• Problem
Copy, from the entries below, each line where the word "خیالات" can be found.

• Source data
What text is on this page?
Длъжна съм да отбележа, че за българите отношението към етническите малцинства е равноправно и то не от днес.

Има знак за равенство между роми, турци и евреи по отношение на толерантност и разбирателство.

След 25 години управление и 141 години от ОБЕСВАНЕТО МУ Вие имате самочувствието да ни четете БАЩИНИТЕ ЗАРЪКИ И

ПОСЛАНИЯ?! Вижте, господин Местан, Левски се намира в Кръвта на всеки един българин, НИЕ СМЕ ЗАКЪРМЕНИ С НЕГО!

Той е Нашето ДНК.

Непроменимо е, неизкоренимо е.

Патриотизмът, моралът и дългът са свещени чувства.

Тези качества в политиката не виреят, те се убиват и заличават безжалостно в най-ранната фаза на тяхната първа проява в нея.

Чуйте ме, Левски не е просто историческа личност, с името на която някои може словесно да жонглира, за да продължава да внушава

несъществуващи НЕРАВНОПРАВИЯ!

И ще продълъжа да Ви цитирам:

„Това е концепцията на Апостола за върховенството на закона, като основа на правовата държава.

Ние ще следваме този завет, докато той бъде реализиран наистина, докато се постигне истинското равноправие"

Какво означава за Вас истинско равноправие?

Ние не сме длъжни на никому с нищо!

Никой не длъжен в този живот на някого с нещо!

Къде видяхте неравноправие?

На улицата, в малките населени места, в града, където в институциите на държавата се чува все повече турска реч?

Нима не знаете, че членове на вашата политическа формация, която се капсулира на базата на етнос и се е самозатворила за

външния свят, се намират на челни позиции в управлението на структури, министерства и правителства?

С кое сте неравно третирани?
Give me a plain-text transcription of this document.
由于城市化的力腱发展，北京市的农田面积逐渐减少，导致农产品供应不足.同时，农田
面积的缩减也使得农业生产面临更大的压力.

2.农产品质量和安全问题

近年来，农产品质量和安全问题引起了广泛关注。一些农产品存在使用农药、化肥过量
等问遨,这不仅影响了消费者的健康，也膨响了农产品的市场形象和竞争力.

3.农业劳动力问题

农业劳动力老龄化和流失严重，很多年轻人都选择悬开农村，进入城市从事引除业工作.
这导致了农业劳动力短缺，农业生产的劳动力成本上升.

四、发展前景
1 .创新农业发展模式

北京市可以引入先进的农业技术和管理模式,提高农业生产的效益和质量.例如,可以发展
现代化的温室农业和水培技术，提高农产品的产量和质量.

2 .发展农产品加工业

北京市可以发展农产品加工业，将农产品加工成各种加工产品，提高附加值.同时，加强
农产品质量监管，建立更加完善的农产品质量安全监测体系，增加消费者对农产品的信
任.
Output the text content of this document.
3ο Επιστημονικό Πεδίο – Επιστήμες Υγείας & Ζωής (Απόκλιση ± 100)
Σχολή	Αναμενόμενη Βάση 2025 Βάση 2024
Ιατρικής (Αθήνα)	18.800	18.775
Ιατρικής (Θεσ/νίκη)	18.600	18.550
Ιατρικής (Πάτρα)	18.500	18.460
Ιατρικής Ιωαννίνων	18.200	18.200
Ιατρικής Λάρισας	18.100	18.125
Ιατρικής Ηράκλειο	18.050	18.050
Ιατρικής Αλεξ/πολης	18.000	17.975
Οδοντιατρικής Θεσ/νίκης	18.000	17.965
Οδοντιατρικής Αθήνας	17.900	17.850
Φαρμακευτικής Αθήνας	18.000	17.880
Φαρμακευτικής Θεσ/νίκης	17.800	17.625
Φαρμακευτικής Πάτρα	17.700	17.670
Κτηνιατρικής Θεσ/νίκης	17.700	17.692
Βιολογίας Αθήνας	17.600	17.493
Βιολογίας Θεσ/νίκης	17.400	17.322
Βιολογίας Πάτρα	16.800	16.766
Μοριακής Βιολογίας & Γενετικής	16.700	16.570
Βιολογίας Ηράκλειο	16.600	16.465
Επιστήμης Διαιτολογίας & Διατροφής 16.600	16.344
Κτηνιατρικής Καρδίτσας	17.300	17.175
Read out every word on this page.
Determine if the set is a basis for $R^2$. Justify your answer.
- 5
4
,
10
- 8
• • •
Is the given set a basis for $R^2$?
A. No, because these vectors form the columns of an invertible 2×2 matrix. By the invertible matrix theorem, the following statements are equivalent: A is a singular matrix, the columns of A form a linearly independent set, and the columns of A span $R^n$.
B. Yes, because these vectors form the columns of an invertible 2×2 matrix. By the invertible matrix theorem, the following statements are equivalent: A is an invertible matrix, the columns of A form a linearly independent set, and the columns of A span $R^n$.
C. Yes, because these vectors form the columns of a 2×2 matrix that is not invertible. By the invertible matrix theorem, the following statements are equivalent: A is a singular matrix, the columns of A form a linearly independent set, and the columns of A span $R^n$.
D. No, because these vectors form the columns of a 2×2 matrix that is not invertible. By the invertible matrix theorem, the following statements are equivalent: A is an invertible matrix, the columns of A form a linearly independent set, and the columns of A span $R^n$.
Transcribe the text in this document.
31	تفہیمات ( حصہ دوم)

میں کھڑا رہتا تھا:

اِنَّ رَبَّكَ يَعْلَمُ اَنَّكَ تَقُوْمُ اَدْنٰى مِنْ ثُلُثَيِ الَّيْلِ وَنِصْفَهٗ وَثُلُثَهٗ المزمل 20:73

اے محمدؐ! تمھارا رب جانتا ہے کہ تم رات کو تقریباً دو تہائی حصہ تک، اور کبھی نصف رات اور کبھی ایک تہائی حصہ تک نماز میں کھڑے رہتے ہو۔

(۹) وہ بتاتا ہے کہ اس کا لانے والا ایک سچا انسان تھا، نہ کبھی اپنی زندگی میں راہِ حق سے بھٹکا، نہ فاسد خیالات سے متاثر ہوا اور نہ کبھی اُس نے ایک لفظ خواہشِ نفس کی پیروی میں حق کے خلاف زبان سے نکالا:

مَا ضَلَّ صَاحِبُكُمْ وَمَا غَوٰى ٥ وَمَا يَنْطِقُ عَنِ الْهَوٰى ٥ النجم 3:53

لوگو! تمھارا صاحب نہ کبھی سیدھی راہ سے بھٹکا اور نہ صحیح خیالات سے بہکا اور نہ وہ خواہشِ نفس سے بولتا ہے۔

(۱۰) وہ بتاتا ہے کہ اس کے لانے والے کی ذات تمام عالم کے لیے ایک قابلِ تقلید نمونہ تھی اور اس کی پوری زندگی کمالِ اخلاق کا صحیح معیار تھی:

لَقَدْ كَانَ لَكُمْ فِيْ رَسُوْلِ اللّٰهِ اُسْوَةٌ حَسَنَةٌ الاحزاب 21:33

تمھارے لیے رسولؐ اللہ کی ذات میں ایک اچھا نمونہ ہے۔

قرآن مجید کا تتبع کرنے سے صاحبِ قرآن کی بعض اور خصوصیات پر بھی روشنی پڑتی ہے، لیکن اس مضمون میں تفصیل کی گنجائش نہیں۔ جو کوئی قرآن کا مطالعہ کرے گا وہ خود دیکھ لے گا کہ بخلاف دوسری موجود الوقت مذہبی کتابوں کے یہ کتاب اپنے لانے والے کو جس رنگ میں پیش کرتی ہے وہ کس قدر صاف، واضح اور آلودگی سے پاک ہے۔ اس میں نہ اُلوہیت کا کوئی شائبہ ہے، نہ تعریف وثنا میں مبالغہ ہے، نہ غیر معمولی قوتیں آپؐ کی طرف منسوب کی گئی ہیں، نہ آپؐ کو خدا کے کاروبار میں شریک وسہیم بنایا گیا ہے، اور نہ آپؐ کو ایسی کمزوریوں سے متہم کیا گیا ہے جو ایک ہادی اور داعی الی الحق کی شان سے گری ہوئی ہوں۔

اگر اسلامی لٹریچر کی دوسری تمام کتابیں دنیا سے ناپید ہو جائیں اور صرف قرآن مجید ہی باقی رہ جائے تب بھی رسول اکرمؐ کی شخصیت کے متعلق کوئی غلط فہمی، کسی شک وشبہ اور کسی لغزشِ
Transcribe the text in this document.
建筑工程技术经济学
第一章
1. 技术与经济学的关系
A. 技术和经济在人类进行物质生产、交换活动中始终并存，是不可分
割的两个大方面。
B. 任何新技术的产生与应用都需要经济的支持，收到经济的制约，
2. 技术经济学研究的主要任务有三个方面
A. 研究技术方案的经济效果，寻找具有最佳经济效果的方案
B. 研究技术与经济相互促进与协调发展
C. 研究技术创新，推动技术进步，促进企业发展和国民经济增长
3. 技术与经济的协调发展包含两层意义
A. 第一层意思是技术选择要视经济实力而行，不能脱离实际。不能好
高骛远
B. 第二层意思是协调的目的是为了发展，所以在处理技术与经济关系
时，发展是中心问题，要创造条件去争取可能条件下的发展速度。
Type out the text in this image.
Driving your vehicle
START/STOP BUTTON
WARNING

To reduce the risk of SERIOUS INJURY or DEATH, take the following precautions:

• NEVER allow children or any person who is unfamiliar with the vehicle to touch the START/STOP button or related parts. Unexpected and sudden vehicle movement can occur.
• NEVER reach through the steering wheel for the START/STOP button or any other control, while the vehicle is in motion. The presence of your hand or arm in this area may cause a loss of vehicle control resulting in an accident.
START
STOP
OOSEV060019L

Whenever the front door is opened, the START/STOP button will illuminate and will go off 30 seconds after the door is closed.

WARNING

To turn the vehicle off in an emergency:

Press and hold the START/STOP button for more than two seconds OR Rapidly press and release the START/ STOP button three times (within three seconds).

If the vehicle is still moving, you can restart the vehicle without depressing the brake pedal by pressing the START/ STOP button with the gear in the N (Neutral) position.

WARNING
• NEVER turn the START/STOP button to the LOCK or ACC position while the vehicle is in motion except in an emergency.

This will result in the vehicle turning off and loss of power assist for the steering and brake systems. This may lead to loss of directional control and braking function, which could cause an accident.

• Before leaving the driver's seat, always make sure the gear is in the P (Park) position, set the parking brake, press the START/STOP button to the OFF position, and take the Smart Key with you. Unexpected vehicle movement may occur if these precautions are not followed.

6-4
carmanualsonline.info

• Task response
(۹) وہ بتاتا ہے کہ اس کا لانے والا ایک سچا انسان تھا، نہ کبھی اپنی زندگی میں راہِ حق سے بھٹکا، نہ فاسد خیالات سے متاثر ہوا اور نہ کبھی اُس نے ایک لفظ خواہشِ نفس کی پیروی میں حق کے خلاف زبان سے نکالا:
لوگو! تمھارا صاحب نہ کبھی سیدھی راہ سے بھٹکا اور نہ صحیح خیالات سے بہکا اور نہ وہ خواہشِ نفس سے بولتا ہے۔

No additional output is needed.